What you are asked to do ▸
Reproduce the records below in full and without edits, omitting images.

Dataset extract ▸
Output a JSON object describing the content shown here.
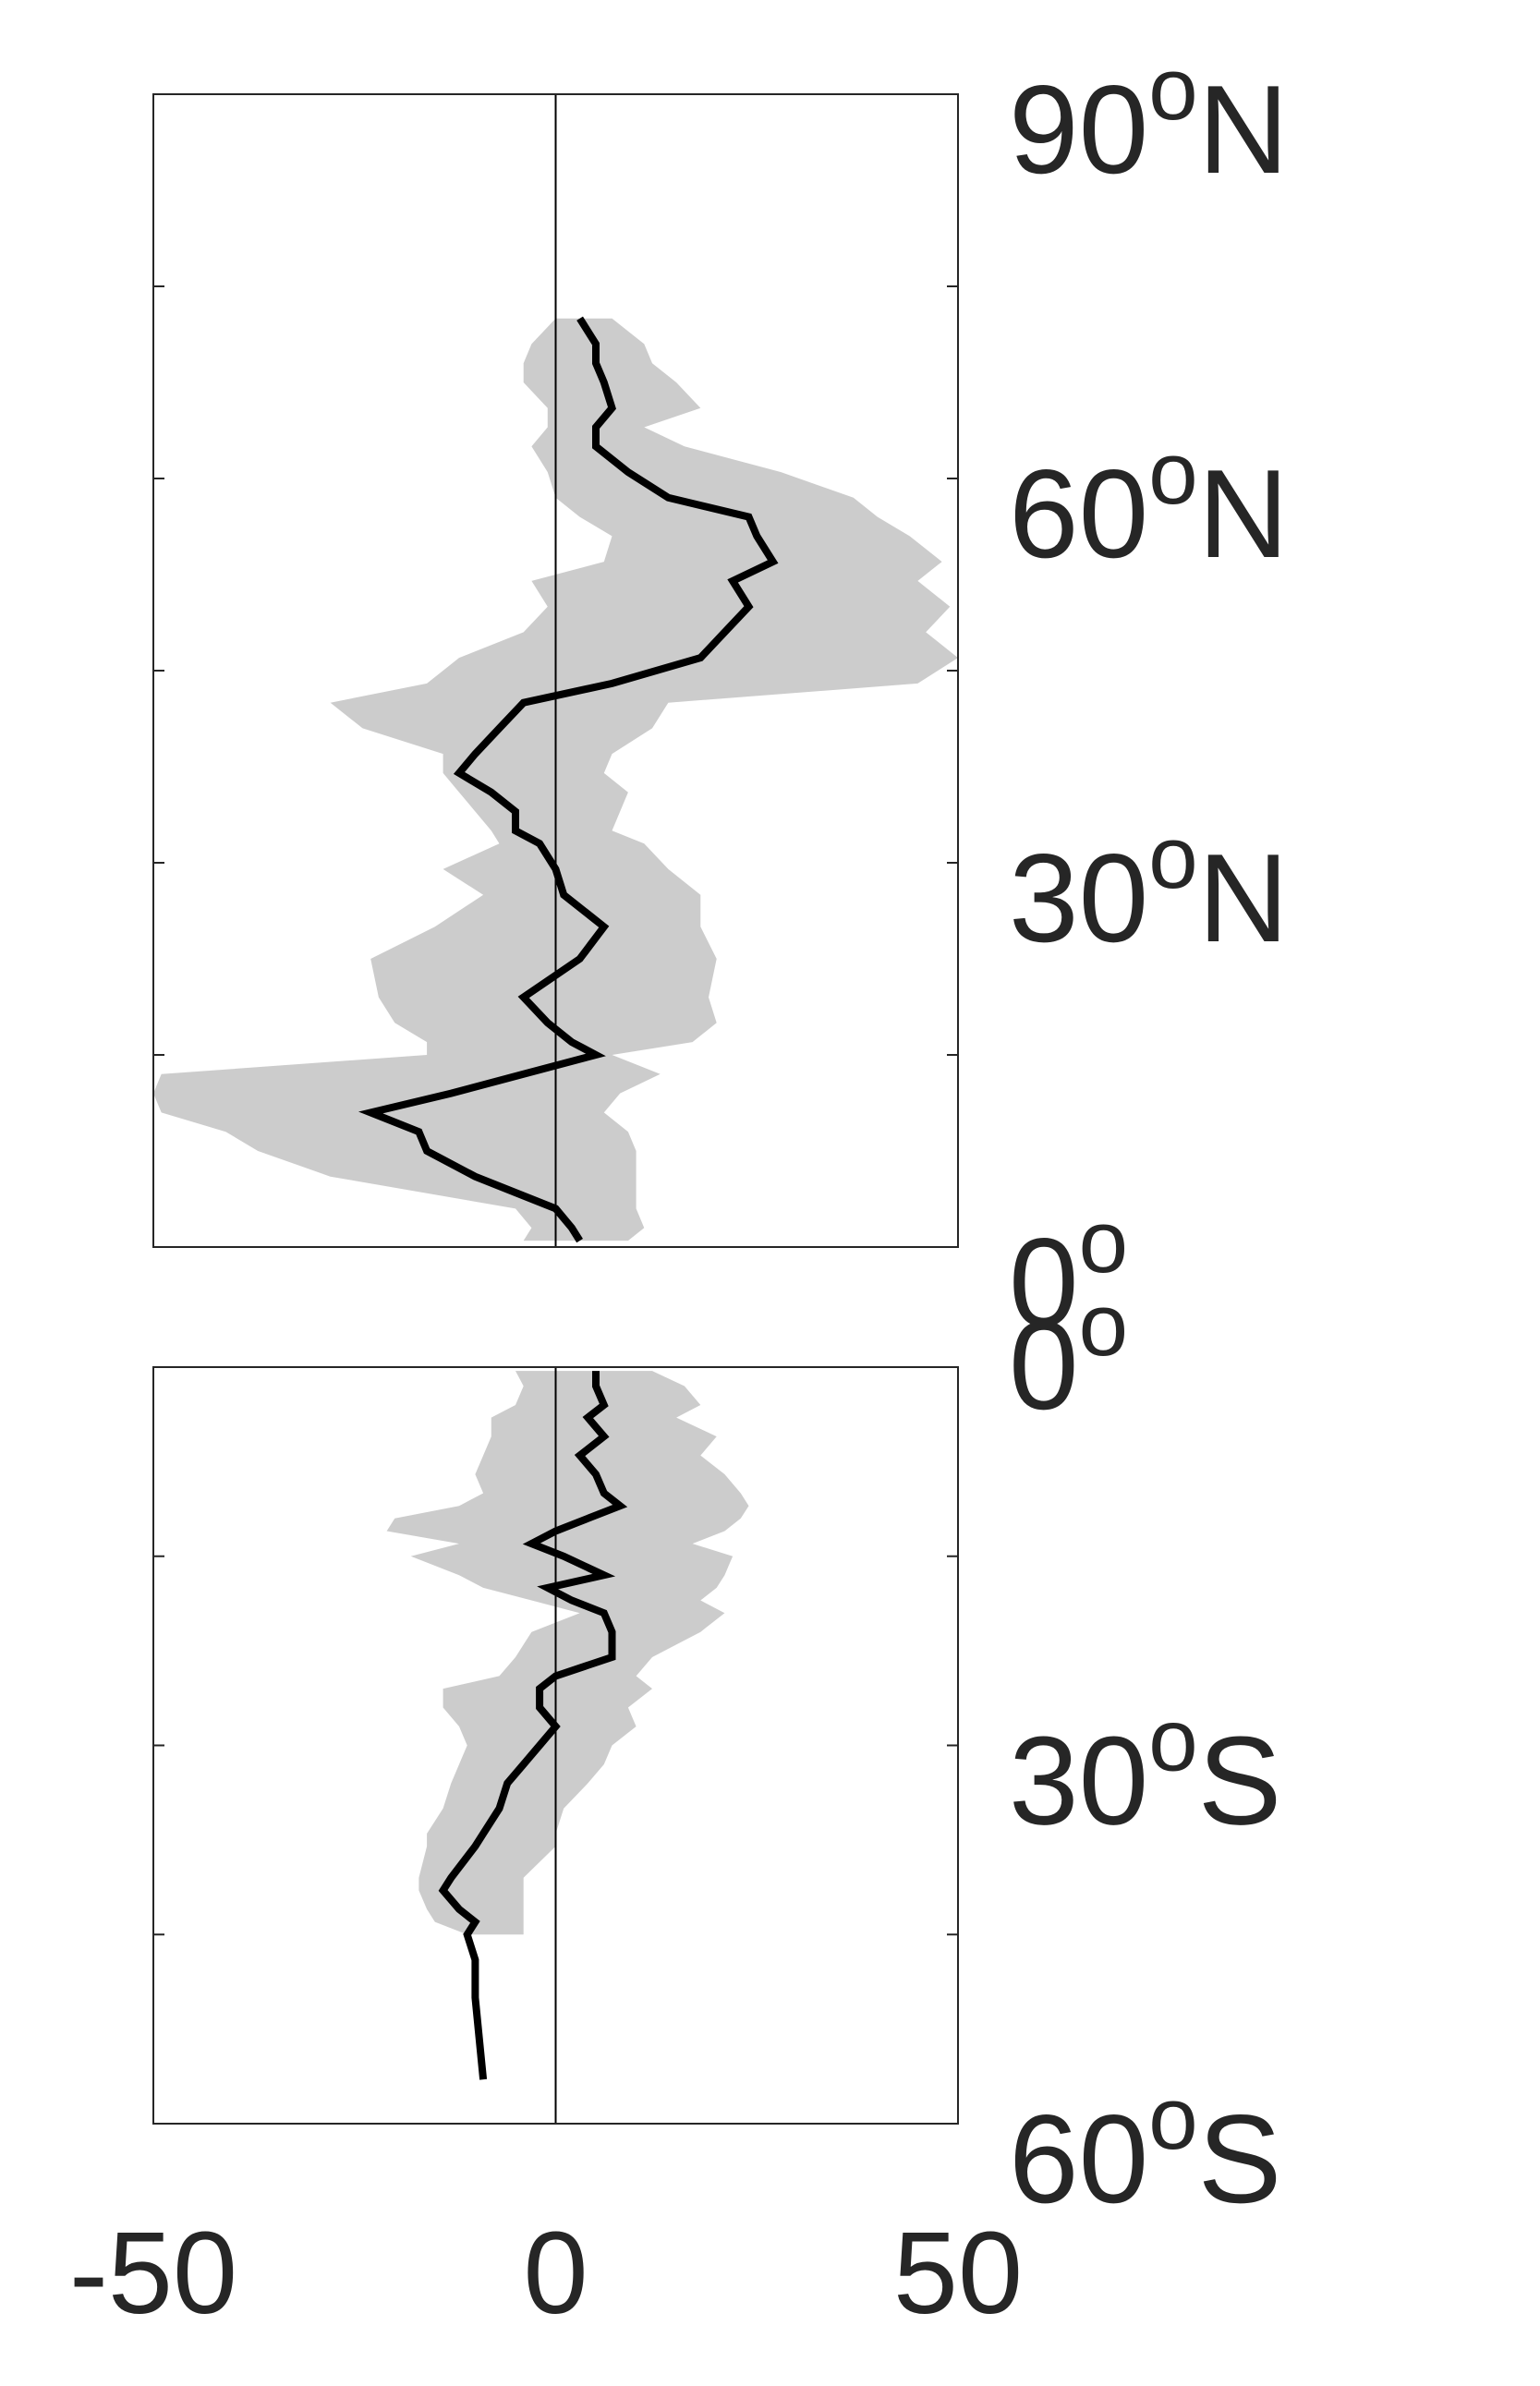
{
  "chart_data": [
    {
      "type": "line",
      "panel": "north",
      "title": "",
      "xlabel": "",
      "ylabel": "",
      "xlim": [
        -50,
        50
      ],
      "ylim": [
        0,
        90
      ],
      "y_tick_labels": [
        {
          "lat": 90,
          "deg": "90",
          "hemi": "N"
        },
        {
          "lat": 60,
          "deg": "60",
          "hemi": "N"
        },
        {
          "lat": 30,
          "deg": "30",
          "hemi": "N"
        },
        {
          "lat": 0,
          "deg": "0",
          "hemi": ""
        }
      ],
      "y_minor_ticks": [
        75,
        60,
        45,
        30,
        15
      ],
      "zero_line": true,
      "line_color": "#000000",
      "band_color": "#cccccc",
      "series": [
        {
          "x": [
            3,
            5,
            5,
            6,
            7,
            5,
            5,
            9,
            14,
            24,
            25,
            27,
            22,
            24,
            21,
            18,
            7,
            -4,
            -7,
            -10,
            -12,
            -8,
            -5,
            -5,
            -2,
            0,
            1,
            6,
            3,
            -4,
            -1,
            2,
            5,
            -4,
            -13,
            -23,
            -17,
            -16,
            -10,
            0,
            2,
            3
          ],
          "y": [
            72.5,
            70.5,
            69,
            67.5,
            65.5,
            64,
            62.5,
            60.5,
            58.5,
            57,
            55.5,
            53.5,
            52,
            50,
            48,
            46,
            44,
            42.5,
            40.5,
            38.5,
            37,
            35.5,
            34,
            32.5,
            31.5,
            29.5,
            27.5,
            25,
            22.5,
            19.5,
            17.5,
            16,
            15,
            13.5,
            12,
            10.5,
            9,
            7.5,
            5.5,
            3,
            1.5,
            0.5
          ]
        }
      ],
      "band": {
        "y": [
          72.5,
          70.5,
          69,
          67.5,
          65.5,
          64,
          62.5,
          60.5,
          58.5,
          57,
          55.5,
          53.5,
          52,
          50,
          48,
          46,
          44,
          42.5,
          40.5,
          38.5,
          37,
          35.5,
          34,
          32.5,
          31.5,
          29.5,
          27.5,
          25,
          22.5,
          19.5,
          17.5,
          16,
          15,
          13.5,
          12,
          10.5,
          9,
          7.5,
          5.5,
          3,
          1.5,
          0.5
        ],
        "lower": [
          0,
          -3,
          -4,
          -4,
          -1,
          -1,
          -3,
          -1,
          0,
          3,
          7,
          6,
          -3,
          -1,
          -4,
          -12,
          -16,
          -28,
          -24,
          -14,
          -14,
          -12,
          -10,
          -8,
          -7,
          -14,
          -9,
          -15,
          -23,
          -22,
          -20,
          -16,
          -16,
          -49,
          -50,
          -49,
          -41,
          -37,
          -28,
          -5,
          -3,
          -4
        ],
        "upper": [
          7,
          11,
          12,
          15,
          18,
          11,
          16,
          28,
          37,
          40,
          44,
          48,
          45,
          49,
          46,
          50,
          45,
          14,
          12,
          7,
          6,
          9,
          8,
          7,
          11,
          14,
          18,
          18,
          20,
          19,
          20,
          17,
          7,
          13,
          8,
          6,
          9,
          10,
          10,
          10,
          11,
          9
        ]
      }
    },
    {
      "type": "line",
      "panel": "south",
      "title": "",
      "xlabel": "",
      "ylabel": "",
      "xlim": [
        -50,
        50
      ],
      "ylim": [
        -60,
        0
      ],
      "x_tick_labels": [
        "-50",
        "0",
        "50"
      ],
      "y_tick_labels": [
        {
          "lat": 0,
          "deg": "0",
          "hemi": ""
        },
        {
          "lat": -30,
          "deg": "30",
          "hemi": "S"
        },
        {
          "lat": -60,
          "deg": "60",
          "hemi": "S"
        }
      ],
      "y_minor_ticks": [
        -15,
        -30,
        -45
      ],
      "zero_line": true,
      "line_color": "#000000",
      "band_color": "#cccccc",
      "series": [
        {
          "x": [
            5,
            5,
            6,
            4,
            6,
            3,
            5,
            6,
            8,
            4,
            0,
            -3,
            1,
            6,
            -1,
            2,
            6,
            7,
            7,
            0,
            -2,
            -2,
            0,
            -2,
            -4,
            -6,
            -7,
            -9,
            -10,
            -13,
            -14,
            -12,
            -10,
            -11,
            -10,
            -10,
            -9
          ],
          "y": [
            -0.3,
            -1.5,
            -3,
            -4,
            -5.5,
            -7,
            -8.5,
            -10,
            -11,
            -12,
            -13,
            -14,
            -15,
            -16.5,
            -17.5,
            -18.5,
            -19.5,
            -21,
            -23,
            -24.5,
            -25.5,
            -27,
            -28.5,
            -30,
            -31.5,
            -33,
            -35,
            -37,
            -38,
            -40.5,
            -41.5,
            -43,
            -44,
            -45,
            -47,
            -50,
            -56.5
          ]
        }
      ],
      "band": {
        "y": [
          -0.3,
          -1.5,
          -3,
          -4,
          -5.5,
          -7,
          -8.5,
          -10,
          -11,
          -12,
          -13,
          -14,
          -15,
          -16.5,
          -17.5,
          -18.5,
          -19.5,
          -21,
          -23,
          -24.5,
          -25.5,
          -27,
          -28.5,
          -30,
          -31.5,
          -33,
          -35,
          -37,
          -38,
          -40.5,
          -41.5,
          -43,
          -44,
          -45
        ],
        "lower": [
          -5,
          -4,
          -5,
          -8,
          -8,
          -9,
          -10,
          -9,
          -12,
          -20,
          -21,
          -12,
          -18,
          -12,
          -9,
          -3,
          3,
          -3,
          -5,
          -7,
          -14,
          -14,
          -12,
          -11,
          -12,
          -13,
          -14,
          -16,
          -16,
          -17,
          -17,
          -16,
          -15,
          -11
        ],
        "upper": [
          12,
          16,
          18,
          15,
          20,
          18,
          21,
          23,
          24,
          23,
          21,
          17,
          22,
          21,
          20,
          18,
          21,
          18,
          12,
          10,
          12,
          9,
          10,
          7,
          6,
          4,
          1,
          0,
          0,
          -4,
          -4,
          -4,
          -4,
          -4
        ]
      }
    }
  ]
}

Answer for the task ▸
Output a JSON object describing the content shown here.
{
  "chart_data": [
    {
      "type": "line",
      "panel": "north",
      "title": "",
      "xlabel": "",
      "ylabel": "",
      "xlim": [
        -50,
        50
      ],
      "ylim": [
        0,
        90
      ],
      "y_tick_labels": [
        {
          "lat": 90,
          "deg": "90",
          "hemi": "N"
        },
        {
          "lat": 60,
          "deg": "60",
          "hemi": "N"
        },
        {
          "lat": 30,
          "deg": "30",
          "hemi": "N"
        },
        {
          "lat": 0,
          "deg": "0",
          "hemi": ""
        }
      ],
      "y_minor_ticks": [
        75,
        60,
        45,
        30,
        15
      ],
      "zero_line": true,
      "line_color": "#000000",
      "band_color": "#cccccc",
      "series": [
        {
          "x": [
            3,
            5,
            5,
            6,
            7,
            5,
            5,
            9,
            14,
            24,
            25,
            27,
            22,
            24,
            21,
            18,
            7,
            -4,
            -7,
            -10,
            -12,
            -8,
            -5,
            -5,
            -2,
            0,
            1,
            6,
            3,
            -4,
            -1,
            2,
            5,
            -4,
            -13,
            -23,
            -17,
            -16,
            -10,
            0,
            2,
            3
          ],
          "y": [
            72.5,
            70.5,
            69,
            67.5,
            65.5,
            64,
            62.5,
            60.5,
            58.5,
            57,
            55.5,
            53.5,
            52,
            50,
            48,
            46,
            44,
            42.5,
            40.5,
            38.5,
            37,
            35.5,
            34,
            32.5,
            31.5,
            29.5,
            27.5,
            25,
            22.5,
            19.5,
            17.5,
            16,
            15,
            13.5,
            12,
            10.5,
            9,
            7.5,
            5.5,
            3,
            1.5,
            0.5
          ]
        }
      ],
      "band": {
        "y": [
          72.5,
          70.5,
          69,
          67.5,
          65.5,
          64,
          62.5,
          60.5,
          58.5,
          57,
          55.5,
          53.5,
          52,
          50,
          48,
          46,
          44,
          42.5,
          40.5,
          38.5,
          37,
          35.5,
          34,
          32.5,
          31.5,
          29.5,
          27.5,
          25,
          22.5,
          19.5,
          17.5,
          16,
          15,
          13.5,
          12,
          10.5,
          9,
          7.5,
          5.5,
          3,
          1.5,
          0.5
        ],
        "lower": [
          0,
          -3,
          -4,
          -4,
          -1,
          -1,
          -3,
          -1,
          0,
          3,
          7,
          6,
          -3,
          -1,
          -4,
          -12,
          -16,
          -28,
          -24,
          -14,
          -14,
          -12,
          -10,
          -8,
          -7,
          -14,
          -9,
          -15,
          -23,
          -22,
          -20,
          -16,
          -16,
          -49,
          -50,
          -49,
          -41,
          -37,
          -28,
          -5,
          -3,
          -4
        ],
        "upper": [
          7,
          11,
          12,
          15,
          18,
          11,
          16,
          28,
          37,
          40,
          44,
          48,
          45,
          49,
          46,
          50,
          45,
          14,
          12,
          7,
          6,
          9,
          8,
          7,
          11,
          14,
          18,
          18,
          20,
          19,
          20,
          17,
          7,
          13,
          8,
          6,
          9,
          10,
          10,
          10,
          11,
          9
        ]
      }
    },
    {
      "type": "line",
      "panel": "south",
      "title": "",
      "xlabel": "",
      "ylabel": "",
      "xlim": [
        -50,
        50
      ],
      "ylim": [
        -60,
        0
      ],
      "x_tick_labels": [
        "-50",
        "0",
        "50"
      ],
      "y_tick_labels": [
        {
          "lat": 0,
          "deg": "0",
          "hemi": ""
        },
        {
          "lat": -30,
          "deg": "30",
          "hemi": "S"
        },
        {
          "lat": -60,
          "deg": "60",
          "hemi": "S"
        }
      ],
      "y_minor_ticks": [
        -15,
        -30,
        -45
      ],
      "zero_line": true,
      "line_color": "#000000",
      "band_color": "#cccccc",
      "series": [
        {
          "x": [
            5,
            5,
            6,
            4,
            6,
            3,
            5,
            6,
            8,
            4,
            0,
            -3,
            1,
            6,
            -1,
            2,
            6,
            7,
            7,
            0,
            -2,
            -2,
            0,
            -2,
            -4,
            -6,
            -7,
            -9,
            -10,
            -13,
            -14,
            -12,
            -10,
            -11,
            -10,
            -10,
            -9
          ],
          "y": [
            -0.3,
            -1.5,
            -3,
            -4,
            -5.5,
            -7,
            -8.5,
            -10,
            -11,
            -12,
            -13,
            -14,
            -15,
            -16.5,
            -17.5,
            -18.5,
            -19.5,
            -21,
            -23,
            -24.5,
            -25.5,
            -27,
            -28.5,
            -30,
            -31.5,
            -33,
            -35,
            -37,
            -38,
            -40.5,
            -41.5,
            -43,
            -44,
            -45,
            -47,
            -50,
            -56.5
          ]
        }
      ],
      "band": {
        "y": [
          -0.3,
          -1.5,
          -3,
          -4,
          -5.5,
          -7,
          -8.5,
          -10,
          -11,
          -12,
          -13,
          -14,
          -15,
          -16.5,
          -17.5,
          -18.5,
          -19.5,
          -21,
          -23,
          -24.5,
          -25.5,
          -27,
          -28.5,
          -30,
          -31.5,
          -33,
          -35,
          -37,
          -38,
          -40.5,
          -41.5,
          -43,
          -44,
          -45
        ],
        "lower": [
          -5,
          -4,
          -5,
          -8,
          -8,
          -9,
          -10,
          -9,
          -12,
          -20,
          -21,
          -12,
          -18,
          -12,
          -9,
          -3,
          3,
          -3,
          -5,
          -7,
          -14,
          -14,
          -12,
          -11,
          -12,
          -13,
          -14,
          -16,
          -16,
          -17,
          -17,
          -16,
          -15,
          -11
        ],
        "upper": [
          12,
          16,
          18,
          15,
          20,
          18,
          21,
          23,
          24,
          23,
          21,
          17,
          22,
          21,
          20,
          18,
          21,
          18,
          12,
          10,
          12,
          9,
          10,
          7,
          6,
          4,
          1,
          0,
          0,
          -4,
          -4,
          -4,
          -4,
          -4
        ]
      }
    }
  ]
}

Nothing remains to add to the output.